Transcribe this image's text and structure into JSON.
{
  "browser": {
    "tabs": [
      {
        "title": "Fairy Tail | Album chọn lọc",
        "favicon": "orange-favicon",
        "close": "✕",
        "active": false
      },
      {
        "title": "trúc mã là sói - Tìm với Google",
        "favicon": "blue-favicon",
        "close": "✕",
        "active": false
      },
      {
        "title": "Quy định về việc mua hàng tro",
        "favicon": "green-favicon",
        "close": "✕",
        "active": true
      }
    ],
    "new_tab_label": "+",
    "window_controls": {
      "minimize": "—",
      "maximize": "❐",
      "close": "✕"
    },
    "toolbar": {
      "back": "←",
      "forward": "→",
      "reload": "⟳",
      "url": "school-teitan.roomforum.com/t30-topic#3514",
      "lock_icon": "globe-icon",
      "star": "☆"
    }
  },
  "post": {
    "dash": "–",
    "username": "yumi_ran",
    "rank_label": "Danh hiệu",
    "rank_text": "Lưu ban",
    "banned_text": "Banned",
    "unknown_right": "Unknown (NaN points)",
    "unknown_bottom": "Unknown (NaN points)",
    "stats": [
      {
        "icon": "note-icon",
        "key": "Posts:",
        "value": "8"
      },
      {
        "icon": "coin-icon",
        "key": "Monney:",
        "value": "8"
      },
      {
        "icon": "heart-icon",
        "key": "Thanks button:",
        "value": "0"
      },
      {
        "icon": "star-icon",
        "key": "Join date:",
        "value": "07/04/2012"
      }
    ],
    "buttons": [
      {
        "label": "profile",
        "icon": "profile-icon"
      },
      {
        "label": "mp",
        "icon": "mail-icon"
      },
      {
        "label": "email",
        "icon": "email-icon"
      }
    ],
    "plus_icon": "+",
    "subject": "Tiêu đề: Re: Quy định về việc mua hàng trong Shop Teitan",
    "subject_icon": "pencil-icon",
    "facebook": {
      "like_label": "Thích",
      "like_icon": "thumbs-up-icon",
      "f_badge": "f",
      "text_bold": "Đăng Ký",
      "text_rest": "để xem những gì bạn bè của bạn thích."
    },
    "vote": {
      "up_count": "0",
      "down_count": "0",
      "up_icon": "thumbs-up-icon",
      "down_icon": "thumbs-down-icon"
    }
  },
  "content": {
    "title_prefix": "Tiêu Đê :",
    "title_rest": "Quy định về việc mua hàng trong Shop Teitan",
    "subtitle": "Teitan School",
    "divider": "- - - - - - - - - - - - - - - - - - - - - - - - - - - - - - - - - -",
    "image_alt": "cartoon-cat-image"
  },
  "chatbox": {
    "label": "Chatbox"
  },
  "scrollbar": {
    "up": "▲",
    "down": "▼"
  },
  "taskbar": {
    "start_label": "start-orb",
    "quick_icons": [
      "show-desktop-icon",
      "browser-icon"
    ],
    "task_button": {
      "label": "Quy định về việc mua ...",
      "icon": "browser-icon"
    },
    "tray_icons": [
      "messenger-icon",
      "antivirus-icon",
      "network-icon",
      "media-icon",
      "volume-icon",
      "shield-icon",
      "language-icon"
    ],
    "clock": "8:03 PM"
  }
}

+++

**Task directions**.
Please copy out each line of the material that holds the string "Shop".

**Result for this exercise**.
    "subject": "Tiêu đề: Re: Quy định về việc mua hàng trong Shop Teitan",
    "title_rest": "Quy định về việc mua hàng trong Shop Teitan",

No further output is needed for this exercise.